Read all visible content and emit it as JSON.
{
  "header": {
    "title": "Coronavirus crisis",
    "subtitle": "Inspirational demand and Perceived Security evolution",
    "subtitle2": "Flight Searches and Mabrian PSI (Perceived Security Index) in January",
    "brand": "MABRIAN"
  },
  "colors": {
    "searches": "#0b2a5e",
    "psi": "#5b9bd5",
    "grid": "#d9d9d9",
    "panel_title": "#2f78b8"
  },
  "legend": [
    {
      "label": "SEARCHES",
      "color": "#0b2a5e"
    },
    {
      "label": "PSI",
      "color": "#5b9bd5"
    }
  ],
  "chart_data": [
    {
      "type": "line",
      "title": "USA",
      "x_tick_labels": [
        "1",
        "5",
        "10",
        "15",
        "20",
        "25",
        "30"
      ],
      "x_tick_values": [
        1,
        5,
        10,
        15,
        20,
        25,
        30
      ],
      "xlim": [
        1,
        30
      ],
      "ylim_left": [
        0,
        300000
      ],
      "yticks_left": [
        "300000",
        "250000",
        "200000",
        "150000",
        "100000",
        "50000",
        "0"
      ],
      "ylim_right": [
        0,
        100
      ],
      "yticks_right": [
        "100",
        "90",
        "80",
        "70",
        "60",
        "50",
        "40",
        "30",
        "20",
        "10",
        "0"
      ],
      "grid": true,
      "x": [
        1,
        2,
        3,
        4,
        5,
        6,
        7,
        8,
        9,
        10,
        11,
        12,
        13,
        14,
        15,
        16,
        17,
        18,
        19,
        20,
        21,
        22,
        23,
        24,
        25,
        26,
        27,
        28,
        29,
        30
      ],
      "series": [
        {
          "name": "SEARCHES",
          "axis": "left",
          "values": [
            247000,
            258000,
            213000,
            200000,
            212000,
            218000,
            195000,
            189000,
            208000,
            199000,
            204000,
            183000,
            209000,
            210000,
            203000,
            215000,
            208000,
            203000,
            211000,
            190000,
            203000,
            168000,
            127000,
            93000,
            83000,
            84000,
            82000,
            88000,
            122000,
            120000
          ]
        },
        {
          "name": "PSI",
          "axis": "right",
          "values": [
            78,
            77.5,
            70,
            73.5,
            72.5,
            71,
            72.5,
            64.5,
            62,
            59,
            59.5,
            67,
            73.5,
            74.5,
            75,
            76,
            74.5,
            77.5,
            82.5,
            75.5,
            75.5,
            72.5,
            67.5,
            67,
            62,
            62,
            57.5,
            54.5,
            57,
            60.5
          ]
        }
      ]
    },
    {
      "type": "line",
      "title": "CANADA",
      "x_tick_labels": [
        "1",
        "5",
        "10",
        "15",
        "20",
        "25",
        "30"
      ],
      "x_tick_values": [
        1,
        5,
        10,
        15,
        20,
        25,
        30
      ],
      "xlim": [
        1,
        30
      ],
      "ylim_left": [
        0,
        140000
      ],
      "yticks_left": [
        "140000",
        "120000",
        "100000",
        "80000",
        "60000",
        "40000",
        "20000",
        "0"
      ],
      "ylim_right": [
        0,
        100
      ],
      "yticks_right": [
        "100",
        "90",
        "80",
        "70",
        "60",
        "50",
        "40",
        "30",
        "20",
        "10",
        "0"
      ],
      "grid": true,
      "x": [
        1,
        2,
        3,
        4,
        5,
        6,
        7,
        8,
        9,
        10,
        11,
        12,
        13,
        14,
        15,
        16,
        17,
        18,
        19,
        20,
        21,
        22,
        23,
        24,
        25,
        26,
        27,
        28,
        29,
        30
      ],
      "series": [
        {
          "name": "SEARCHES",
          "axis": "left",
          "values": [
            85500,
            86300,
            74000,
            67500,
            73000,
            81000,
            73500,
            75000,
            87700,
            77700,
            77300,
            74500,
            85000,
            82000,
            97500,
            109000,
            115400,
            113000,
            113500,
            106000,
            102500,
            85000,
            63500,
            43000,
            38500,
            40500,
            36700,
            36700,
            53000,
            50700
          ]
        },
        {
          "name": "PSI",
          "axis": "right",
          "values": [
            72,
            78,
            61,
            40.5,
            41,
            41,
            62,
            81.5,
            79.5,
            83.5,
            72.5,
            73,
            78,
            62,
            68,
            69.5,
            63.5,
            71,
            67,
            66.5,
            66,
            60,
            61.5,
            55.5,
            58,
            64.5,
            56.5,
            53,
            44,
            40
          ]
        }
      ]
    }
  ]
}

- TASK GOAL: Please reproduce the data as it was given, with every line exact.

- FINISHED EXERCISE:
Read all visible content and emit it as JSON.
{
  "header": {
    "title": "Coronavirus crisis",
    "subtitle": "Inspirational demand and Perceived Security evolution",
    "subtitle2": "Flight Searches and Mabrian PSI (Perceived Security Index) in January",
    "brand": "MABRIAN"
  },
  "colors": {
    "searches": "#0b2a5e",
    "psi": "#5b9bd5",
    "grid": "#d9d9d9",
    "panel_title": "#2f78b8"
  },
  "legend": [
    {
      "label": "SEARCHES",
      "color": "#0b2a5e"
    },
    {
      "label": "PSI",
      "color": "#5b9bd5"
    }
  ],
  "chart_data": [
    {
      "type": "line",
      "title": "USA",
      "x_tick_labels": [
        "1",
        "5",
        "10",
        "15",
        "20",
        "25",
        "30"
      ],
      "x_tick_values": [
        1,
        5,
        10,
        15,
        20,
        25,
        30
      ],
      "xlim": [
        1,
        30
      ],
      "ylim_left": [
        0,
        300000
      ],
      "yticks_left": [
        "300000",
        "250000",
        "200000",
        "150000",
        "100000",
        "50000",
        "0"
      ],
      "ylim_right": [
        0,
        100
      ],
      "yticks_right": [
        "100",
        "90",
        "80",
        "70",
        "60",
        "50",
        "40",
        "30",
        "20",
        "10",
        "0"
      ],
      "grid": true,
      "x": [
        1,
        2,
        3,
        4,
        5,
        6,
        7,
        8,
        9,
        10,
        11,
        12,
        13,
        14,
        15,
        16,
        17,
        18,
        19,
        20,
        21,
        22,
        23,
        24,
        25,
        26,
        27,
        28,
        29,
        30
      ],
      "series": [
        {
          "name": "SEARCHES",
          "axis": "left",
          "values": [
            247000,
            258000,
            213000,
            200000,
            212000,
            218000,
            195000,
            189000,
            208000,
            199000,
            204000,
            183000,
            209000,
            210000,
            203000,
            215000,
            208000,
            203000,
            211000,
            190000,
            203000,
            168000,
            127000,
            93000,
            83000,
            84000,
            82000,
            88000,
            122000,
            120000
          ]
        },
        {
          "name": "PSI",
          "axis": "right",
          "values": [
            78,
            77.5,
            70,
            73.5,
            72.5,
            71,
            72.5,
            64.5,
            62,
            59,
            59.5,
            67,
            73.5,
            74.5,
            75,
            76,
            74.5,
            77.5,
            82.5,
            75.5,
            75.5,
            72.5,
            67.5,
            67,
            62,
            62,
            57.5,
            54.5,
            57,
            60.5
          ]
        }
      ]
    },
    {
      "type": "line",
      "title": "CANADA",
      "x_tick_labels": [
        "1",
        "5",
        "10",
        "15",
        "20",
        "25",
        "30"
      ],
      "x_tick_values": [
        1,
        5,
        10,
        15,
        20,
        25,
        30
      ],
      "xlim": [
        1,
        30
      ],
      "ylim_left": [
        0,
        140000
      ],
      "yticks_left": [
        "140000",
        "120000",
        "100000",
        "80000",
        "60000",
        "40000",
        "20000",
        "0"
      ],
      "ylim_right": [
        0,
        100
      ],
      "yticks_right": [
        "100",
        "90",
        "80",
        "70",
        "60",
        "50",
        "40",
        "30",
        "20",
        "10",
        "0"
      ],
      "grid": true,
      "x": [
        1,
        2,
        3,
        4,
        5,
        6,
        7,
        8,
        9,
        10,
        11,
        12,
        13,
        14,
        15,
        16,
        17,
        18,
        19,
        20,
        21,
        22,
        23,
        24,
        25,
        26,
        27,
        28,
        29,
        30
      ],
      "series": [
        {
          "name": "SEARCHES",
          "axis": "left",
          "values": [
            85500,
            86300,
            74000,
            67500,
            73000,
            81000,
            73500,
            75000,
            87700,
            77700,
            77300,
            74500,
            85000,
            82000,
            97500,
            109000,
            115400,
            113000,
            113500,
            106000,
            102500,
            85000,
            63500,
            43000,
            38500,
            40500,
            36700,
            36700,
            53000,
            50700
          ]
        },
        {
          "name": "PSI",
          "axis": "right",
          "values": [
            72,
            78,
            61,
            40.5,
            41,
            41,
            62,
            81.5,
            79.5,
            83.5,
            72.5,
            73,
            78,
            62,
            68,
            69.5,
            63.5,
            71,
            67,
            66.5,
            66,
            60,
            61.5,
            55.5,
            58,
            64.5,
            56.5,
            53,
            44,
            40
          ]
        }
      ]
    }
  ]
}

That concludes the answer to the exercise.